## [Task to complete]
List each line holding the string "battery".

## [Excerpted records]

##############################

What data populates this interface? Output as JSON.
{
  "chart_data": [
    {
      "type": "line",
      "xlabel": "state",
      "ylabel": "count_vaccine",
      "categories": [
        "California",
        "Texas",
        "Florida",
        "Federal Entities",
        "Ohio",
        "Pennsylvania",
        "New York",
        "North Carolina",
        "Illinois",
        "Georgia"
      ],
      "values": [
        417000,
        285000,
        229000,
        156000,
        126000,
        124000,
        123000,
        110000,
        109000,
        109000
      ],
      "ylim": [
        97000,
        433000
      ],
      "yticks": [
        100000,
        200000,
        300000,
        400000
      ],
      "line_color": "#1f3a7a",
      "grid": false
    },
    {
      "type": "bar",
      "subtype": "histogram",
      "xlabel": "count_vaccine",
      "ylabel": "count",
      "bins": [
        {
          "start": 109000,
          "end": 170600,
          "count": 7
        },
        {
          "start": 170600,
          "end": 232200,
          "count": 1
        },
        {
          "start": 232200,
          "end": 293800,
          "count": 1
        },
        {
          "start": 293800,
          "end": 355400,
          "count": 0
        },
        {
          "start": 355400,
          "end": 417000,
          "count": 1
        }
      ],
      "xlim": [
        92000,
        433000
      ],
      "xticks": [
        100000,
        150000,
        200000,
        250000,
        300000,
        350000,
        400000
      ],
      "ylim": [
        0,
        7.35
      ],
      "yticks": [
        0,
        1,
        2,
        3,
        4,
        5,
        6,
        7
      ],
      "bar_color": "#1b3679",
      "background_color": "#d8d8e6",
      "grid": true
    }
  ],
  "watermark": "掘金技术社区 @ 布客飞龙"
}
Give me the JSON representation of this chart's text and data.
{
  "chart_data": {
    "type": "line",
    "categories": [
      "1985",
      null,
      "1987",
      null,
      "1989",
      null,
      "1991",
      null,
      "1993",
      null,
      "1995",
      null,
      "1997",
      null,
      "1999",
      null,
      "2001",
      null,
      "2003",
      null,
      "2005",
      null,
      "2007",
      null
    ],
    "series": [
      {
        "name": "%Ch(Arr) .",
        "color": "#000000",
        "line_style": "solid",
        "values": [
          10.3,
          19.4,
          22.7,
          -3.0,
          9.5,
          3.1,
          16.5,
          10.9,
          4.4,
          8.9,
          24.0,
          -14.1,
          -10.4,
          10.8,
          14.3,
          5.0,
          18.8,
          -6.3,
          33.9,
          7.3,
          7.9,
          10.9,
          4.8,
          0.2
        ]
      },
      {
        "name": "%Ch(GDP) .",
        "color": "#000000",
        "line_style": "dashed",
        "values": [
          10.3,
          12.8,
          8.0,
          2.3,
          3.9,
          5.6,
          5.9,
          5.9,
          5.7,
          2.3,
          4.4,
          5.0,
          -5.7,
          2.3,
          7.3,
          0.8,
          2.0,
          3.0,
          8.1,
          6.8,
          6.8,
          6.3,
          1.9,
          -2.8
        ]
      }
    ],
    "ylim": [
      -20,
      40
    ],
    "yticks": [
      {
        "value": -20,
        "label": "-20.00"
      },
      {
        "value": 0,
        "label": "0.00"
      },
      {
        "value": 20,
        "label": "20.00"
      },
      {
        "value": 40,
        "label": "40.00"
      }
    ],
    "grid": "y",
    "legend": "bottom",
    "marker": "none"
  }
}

##############################

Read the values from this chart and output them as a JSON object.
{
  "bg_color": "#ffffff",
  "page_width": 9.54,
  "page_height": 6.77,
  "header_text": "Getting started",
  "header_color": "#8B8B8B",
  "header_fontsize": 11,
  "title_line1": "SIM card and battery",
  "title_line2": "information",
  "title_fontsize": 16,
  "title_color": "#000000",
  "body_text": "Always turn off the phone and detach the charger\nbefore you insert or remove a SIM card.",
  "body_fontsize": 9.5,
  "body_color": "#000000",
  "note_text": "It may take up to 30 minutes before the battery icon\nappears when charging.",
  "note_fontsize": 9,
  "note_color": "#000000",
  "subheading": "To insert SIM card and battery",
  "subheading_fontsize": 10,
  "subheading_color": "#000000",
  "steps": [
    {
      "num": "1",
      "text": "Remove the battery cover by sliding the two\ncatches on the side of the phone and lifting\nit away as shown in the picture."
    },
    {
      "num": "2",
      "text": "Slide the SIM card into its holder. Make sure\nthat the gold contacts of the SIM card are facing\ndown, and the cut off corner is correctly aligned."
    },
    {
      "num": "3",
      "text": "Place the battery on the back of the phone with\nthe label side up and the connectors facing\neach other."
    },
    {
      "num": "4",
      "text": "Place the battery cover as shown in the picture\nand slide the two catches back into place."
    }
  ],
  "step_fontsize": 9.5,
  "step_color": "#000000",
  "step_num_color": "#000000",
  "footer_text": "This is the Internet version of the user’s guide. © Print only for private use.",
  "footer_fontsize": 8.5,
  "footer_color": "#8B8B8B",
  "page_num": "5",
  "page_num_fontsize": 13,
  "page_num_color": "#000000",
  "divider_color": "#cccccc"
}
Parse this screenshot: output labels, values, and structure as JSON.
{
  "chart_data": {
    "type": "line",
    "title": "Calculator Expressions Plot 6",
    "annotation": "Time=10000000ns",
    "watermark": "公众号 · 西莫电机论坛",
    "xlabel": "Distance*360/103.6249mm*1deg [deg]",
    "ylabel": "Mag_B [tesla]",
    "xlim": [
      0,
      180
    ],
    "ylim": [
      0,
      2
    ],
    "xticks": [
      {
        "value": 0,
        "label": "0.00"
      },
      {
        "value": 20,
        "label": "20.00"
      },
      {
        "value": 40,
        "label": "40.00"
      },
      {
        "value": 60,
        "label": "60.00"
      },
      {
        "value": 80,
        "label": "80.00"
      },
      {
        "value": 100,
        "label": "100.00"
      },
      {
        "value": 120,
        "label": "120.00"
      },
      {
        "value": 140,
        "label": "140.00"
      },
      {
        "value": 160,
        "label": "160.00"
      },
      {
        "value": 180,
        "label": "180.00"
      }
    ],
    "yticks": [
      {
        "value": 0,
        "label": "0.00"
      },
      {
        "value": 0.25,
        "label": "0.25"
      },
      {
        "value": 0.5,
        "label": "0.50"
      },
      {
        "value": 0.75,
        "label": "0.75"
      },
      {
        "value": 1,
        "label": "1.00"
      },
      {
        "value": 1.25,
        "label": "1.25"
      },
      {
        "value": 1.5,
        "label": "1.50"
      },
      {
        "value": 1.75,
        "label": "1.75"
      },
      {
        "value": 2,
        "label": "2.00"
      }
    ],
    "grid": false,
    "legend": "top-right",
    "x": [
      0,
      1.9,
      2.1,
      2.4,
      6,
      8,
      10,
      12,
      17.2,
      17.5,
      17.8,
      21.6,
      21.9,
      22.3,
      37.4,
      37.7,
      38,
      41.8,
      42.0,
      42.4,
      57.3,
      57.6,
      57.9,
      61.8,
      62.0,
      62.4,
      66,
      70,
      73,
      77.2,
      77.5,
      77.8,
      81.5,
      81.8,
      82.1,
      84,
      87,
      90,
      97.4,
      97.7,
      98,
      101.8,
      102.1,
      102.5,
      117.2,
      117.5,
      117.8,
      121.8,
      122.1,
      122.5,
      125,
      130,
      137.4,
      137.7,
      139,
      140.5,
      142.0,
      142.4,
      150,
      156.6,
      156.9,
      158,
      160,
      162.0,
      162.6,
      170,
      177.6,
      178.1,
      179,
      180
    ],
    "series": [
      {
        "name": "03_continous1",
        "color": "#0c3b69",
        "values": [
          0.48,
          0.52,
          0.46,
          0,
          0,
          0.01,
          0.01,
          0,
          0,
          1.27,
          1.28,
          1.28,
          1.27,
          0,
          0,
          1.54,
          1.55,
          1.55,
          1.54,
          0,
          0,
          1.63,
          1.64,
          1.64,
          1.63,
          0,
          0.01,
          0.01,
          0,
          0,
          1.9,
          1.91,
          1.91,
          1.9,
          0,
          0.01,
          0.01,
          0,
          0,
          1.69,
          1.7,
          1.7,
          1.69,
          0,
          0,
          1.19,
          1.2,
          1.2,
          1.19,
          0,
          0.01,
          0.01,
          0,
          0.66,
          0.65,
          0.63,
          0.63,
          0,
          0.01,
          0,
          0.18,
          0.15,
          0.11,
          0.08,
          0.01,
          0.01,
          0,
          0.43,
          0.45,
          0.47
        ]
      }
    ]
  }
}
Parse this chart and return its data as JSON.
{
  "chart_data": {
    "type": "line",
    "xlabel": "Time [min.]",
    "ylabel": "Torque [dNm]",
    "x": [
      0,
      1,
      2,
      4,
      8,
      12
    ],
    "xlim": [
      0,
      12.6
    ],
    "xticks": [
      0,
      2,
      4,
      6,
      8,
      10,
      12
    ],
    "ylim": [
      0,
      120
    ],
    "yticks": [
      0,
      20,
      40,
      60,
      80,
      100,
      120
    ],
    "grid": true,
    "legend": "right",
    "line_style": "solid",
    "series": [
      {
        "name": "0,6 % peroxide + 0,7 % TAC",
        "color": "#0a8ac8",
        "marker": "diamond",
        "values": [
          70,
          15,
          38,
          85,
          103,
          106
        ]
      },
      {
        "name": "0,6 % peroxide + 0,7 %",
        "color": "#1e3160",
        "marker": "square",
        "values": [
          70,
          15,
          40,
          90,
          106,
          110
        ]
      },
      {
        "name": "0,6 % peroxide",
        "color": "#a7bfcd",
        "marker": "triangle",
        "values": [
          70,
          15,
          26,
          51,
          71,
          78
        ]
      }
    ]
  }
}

##############################

## [Solution to this exercise]
  "title_line1": "SIM card and battery",
  "note_text": "It may take up to 30 minutes before the battery icon\nappears when charging.",
  "subheading": "To insert SIM card and battery",
      "text": "Remove the battery cover by sliding the two\ncatches on the side of the phone and lifting\nit away as shown in the picture."
      "text": "Place the battery on the back of the phone with\nthe label side up and the connectors facing\neach other."
      "text": "Place the battery cover as shown in the picture\nand slide the two catches back into place."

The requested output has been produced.